[Stored records]
= = = = = = =

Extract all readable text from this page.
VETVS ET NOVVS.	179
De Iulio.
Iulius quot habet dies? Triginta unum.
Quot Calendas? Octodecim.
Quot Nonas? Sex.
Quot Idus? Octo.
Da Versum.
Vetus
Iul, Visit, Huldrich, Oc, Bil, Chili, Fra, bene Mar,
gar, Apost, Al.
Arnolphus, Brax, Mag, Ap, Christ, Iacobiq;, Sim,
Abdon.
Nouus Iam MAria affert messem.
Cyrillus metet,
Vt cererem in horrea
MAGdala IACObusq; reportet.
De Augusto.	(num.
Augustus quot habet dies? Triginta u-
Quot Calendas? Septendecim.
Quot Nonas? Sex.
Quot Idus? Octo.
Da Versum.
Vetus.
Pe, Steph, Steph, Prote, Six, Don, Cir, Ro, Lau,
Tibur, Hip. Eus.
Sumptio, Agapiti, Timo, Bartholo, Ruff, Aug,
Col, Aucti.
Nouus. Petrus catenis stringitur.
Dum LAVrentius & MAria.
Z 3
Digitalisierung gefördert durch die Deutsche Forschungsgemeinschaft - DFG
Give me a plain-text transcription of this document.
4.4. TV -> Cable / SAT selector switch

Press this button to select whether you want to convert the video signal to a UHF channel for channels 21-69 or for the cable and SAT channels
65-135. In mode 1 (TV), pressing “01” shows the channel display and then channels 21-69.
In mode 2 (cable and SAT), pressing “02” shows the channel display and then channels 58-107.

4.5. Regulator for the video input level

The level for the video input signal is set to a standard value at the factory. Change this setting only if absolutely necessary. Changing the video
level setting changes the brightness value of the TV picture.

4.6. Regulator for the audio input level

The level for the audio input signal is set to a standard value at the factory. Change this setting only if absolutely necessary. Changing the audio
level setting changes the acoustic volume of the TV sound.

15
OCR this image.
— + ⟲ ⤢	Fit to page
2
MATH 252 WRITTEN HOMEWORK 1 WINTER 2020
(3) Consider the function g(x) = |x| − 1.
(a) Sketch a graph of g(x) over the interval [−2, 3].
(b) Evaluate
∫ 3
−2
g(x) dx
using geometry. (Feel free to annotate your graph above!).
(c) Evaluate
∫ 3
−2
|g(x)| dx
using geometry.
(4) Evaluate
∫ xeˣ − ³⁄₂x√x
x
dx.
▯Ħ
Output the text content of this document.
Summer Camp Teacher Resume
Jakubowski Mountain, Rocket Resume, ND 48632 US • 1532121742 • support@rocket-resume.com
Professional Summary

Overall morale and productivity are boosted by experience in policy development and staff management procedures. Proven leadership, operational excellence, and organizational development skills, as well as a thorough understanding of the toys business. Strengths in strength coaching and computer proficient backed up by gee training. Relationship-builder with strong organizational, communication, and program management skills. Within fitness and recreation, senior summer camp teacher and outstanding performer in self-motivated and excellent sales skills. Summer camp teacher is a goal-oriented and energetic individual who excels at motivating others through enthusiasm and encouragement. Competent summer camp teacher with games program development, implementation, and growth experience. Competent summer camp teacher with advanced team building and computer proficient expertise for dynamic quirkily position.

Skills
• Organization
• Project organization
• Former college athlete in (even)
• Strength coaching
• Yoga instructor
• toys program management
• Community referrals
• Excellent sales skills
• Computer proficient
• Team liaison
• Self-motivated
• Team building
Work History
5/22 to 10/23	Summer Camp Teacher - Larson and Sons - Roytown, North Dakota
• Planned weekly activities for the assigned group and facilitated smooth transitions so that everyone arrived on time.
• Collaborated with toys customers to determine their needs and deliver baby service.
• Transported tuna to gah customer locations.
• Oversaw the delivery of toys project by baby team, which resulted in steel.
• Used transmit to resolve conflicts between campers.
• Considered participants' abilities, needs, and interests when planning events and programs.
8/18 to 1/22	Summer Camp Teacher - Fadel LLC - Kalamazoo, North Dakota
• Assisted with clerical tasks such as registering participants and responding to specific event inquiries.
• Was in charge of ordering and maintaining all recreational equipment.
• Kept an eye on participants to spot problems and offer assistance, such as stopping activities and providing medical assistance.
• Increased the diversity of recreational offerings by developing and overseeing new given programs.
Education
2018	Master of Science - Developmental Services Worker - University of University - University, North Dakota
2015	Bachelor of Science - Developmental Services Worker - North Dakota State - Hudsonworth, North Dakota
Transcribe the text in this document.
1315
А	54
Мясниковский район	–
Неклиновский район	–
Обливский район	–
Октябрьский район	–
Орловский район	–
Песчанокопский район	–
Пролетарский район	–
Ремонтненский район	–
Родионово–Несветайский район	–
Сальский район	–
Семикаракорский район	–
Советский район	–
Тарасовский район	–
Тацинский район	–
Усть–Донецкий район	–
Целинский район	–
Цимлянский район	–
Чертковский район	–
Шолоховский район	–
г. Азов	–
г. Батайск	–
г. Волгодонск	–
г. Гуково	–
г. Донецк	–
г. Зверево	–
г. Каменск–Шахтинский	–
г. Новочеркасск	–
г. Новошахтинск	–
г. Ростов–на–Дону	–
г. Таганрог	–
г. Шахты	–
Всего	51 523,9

= = = = = = =

Job - Reproduce all data above, unchanged.

Response to this task -
Extract all readable text from this page.
VETVS ET NOVVS.	179
De Iulio.
Iulius quot habet dies? Triginta unum.
Quot Calendas? Octodecim.
Quot Nonas? Sex.
Quot Idus? Octo.
Da Versum.
Vetus
Iul, Visit, Huldrich, Oc, Bil, Chili, Fra, bene Mar,
gar, Apost, Al.
Arnolphus, Brax, Mag, Ap, Christ, Iacobiq;, Sim,
Abdon.
Nouus Iam MAria affert messem.
Cyrillus metet,
Vt cererem in horrea
MAGdala IACObusq; reportet.
De Augusto.	(num.
Augustus quot habet dies? Triginta u-
Quot Calendas? Septendecim.
Quot Nonas? Sex.
Quot Idus? Octo.
Da Versum.
Vetus.
Pe, Steph, Steph, Prote, Six, Don, Cir, Ro, Lau,
Tibur, Hip. Eus.
Sumptio, Agapiti, Timo, Bartholo, Ruff, Aug,
Col, Aucti.
Nouus. Petrus catenis stringitur.
Dum LAVrentius & MAria.
Z 3
Digitalisierung gefördert durch die Deutsche Forschungsgemeinschaft - DFG
Give me a plain-text transcription of this document.
4.4. TV -> Cable / SAT selector switch

Press this button to select whether you want to convert the video signal to a UHF channel for channels 21-69 or for the cable and SAT channels
65-135. In mode 1 (TV), pressing “01” shows the channel display and then channels 21-69.
In mode 2 (cable and SAT), pressing “02” shows the channel display and then channels 58-107.

4.5. Regulator for the video input level

The level for the video input signal is set to a standard value at the factory. Change this setting only if absolutely necessary. Changing the video
level setting changes the brightness value of the TV picture.

4.6. Regulator for the audio input level

The level for the audio input signal is set to a standard value at the factory. Change this setting only if absolutely necessary. Changing the audio
level setting changes the acoustic volume of the TV sound.

15
OCR this image.
— + ⟲ ⤢	Fit to page
2
MATH 252 WRITTEN HOMEWORK 1 WINTER 2020
(3) Consider the function g(x) = |x| − 1.
(a) Sketch a graph of g(x) over the interval [−2, 3].
(b) Evaluate
∫ 3
−2
g(x) dx
using geometry. (Feel free to annotate your graph above!).
(c) Evaluate
∫ 3
−2
|g(x)| dx
using geometry.
(4) Evaluate
∫ xeˣ − ³⁄₂x√x
x
dx.
▯Ħ
Output the text content of this document.
Summer Camp Teacher Resume
Jakubowski Mountain, Rocket Resume, ND 48632 US • 1532121742 • support@rocket-resume.com
Professional Summary

Overall morale and productivity are boosted by experience in policy development and staff management procedures. Proven leadership, operational excellence, and organizational development skills, as well as a thorough understanding of the toys business. Strengths in strength coaching and computer proficient backed up by gee training. Relationship-builder with strong organizational, communication, and program management skills. Within fitness and recreation, senior summer camp teacher and outstanding performer in self-motivated and excellent sales skills. Summer camp teacher is a goal-oriented and energetic individual who excels at motivating others through enthusiasm and encouragement. Competent summer camp teacher with games program development, implementation, and growth experience. Competent summer camp teacher with advanced team building and computer proficient expertise for dynamic quirkily position.

Skills
• Organization
• Project organization
• Former college athlete in (even)
• Strength coaching
• Yoga instructor
• toys program management
• Community referrals
• Excellent sales skills
• Computer proficient
• Team liaison
• Self-motivated
• Team building
Work History
5/22 to 10/23	Summer Camp Teacher - Larson and Sons - Roytown, North Dakota
• Planned weekly activities for the assigned group and facilitated smooth transitions so that everyone arrived on time.
• Collaborated with toys customers to determine their needs and deliver baby service.
• Transported tuna to gah customer locations.
• Oversaw the delivery of toys project by baby team, which resulted in steel.
• Used transmit to resolve conflicts between campers.
• Considered participants' abilities, needs, and interests when planning events and programs.
8/18 to 1/22	Summer Camp Teacher - Fadel LLC - Kalamazoo, North Dakota
• Assisted with clerical tasks such as registering participants and responding to specific event inquiries.
• Was in charge of ordering and maintaining all recreational equipment.
• Kept an eye on participants to spot problems and offer assistance, such as stopping activities and providing medical assistance.
• Increased the diversity of recreational offerings by developing and overseeing new given programs.
Education
2018	Master of Science - Developmental Services Worker - University of University - University, North Dakota
2015	Bachelor of Science - Developmental Services Worker - North Dakota State - Hudsonworth, North Dakota
Transcribe the text in this document.
1315
А	54
Мясниковский район	–
Неклиновский район	–
Обливский район	–
Октябрьский район	–
Орловский район	–
Песчанокопский район	–
Пролетарский район	–
Ремонтненский район	–
Родионово–Несветайский район	–
Сальский район	–
Семикаракорский район	–
Советский район	–
Тарасовский район	–
Тацинский район	–
Усть–Донецкий район	–
Целинский район	–
Цимлянский район	–
Чертковский район	–
Шолоховский район	–
г. Азов	–
г. Батайск	–
г. Волгодонск	–
г. Гуково	–
г. Донецк	–
г. Зверево	–
г. Каменск–Шахтинский	–
г. Новочеркасск	–
г. Новошахтинск	–
г. Ростов–на–Дону	–
г. Таганрог	–
г. Шахты	–
Всего	51 523,9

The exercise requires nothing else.